— Start Selected extract —

# Where to buy midnight purple paint?



## ooomoo (May 12, 2010)

I can't source it, anyone have a supplier and price?
Cheers


----------



## Mikeydinho (Jan 30, 2009)

Your local body shop should be able to help, MNP 1 is paint code LP2
Mikey


----------



## Gary&Amanda (Feb 10, 2011)

Brown brothers sell it in water based, or halfords mix it in solvent


----------



## ooomoo (May 12, 2010)

Is it any more expensive than normal solvent paints?


----------



## Gary&Amanda (Feb 10, 2011)

water based you dont get as much as solvent once mixed


----------



## nazams (Sep 28, 2009)

Solvent and water what's the difference??

Which is better


----------



## Gary&Amanda (Feb 10, 2011)

— End Selected extract —

Requests:
**A)** List every distinct username that posts in the thread about finding midnight purple paint.
**B)** Write the next part of the thread about finding midnight purple paint, picking up after its final line.

— Start Dataset section —

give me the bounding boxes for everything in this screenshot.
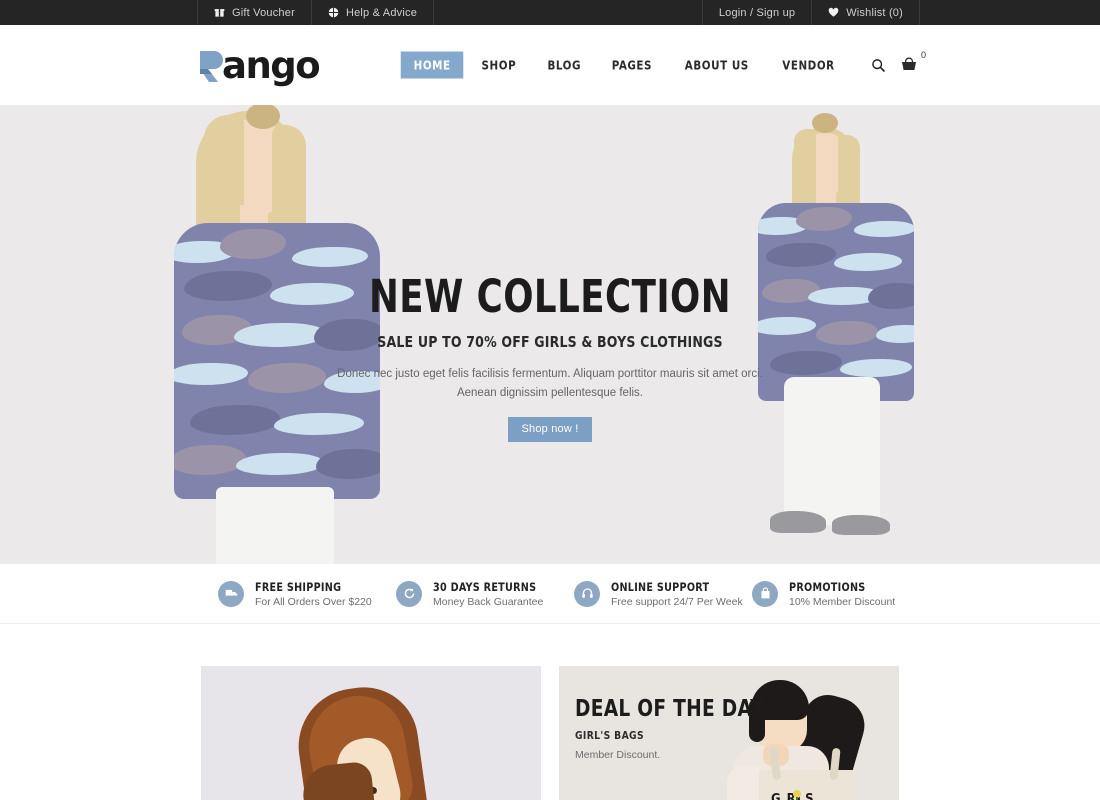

— End Dataset section —

The answers:
**A)** ooomoo, Mikeydinho, Gary&Amanda, nazams

**B)**
depends on what and who is doing the job, Water based needs air blowers to take the moisture out of the applied paint, solvent can be painted and left to air dry if needs must. Solvent if you buy half a litre of paint once mixed you'll have a litre of mixed paint were as half a litre of water based paint you add 200 ml of de ironized water and thats all you get


----------



## Euroexports (Dec 14, 2011)

did you find a supplier mate?


----------



## davew (Apr 28, 2003)

we can supply both


----------



## ooomoo (May 12, 2010)

I only use 2k, that water stuff is mince 
What your prices for a litre Dave delivered?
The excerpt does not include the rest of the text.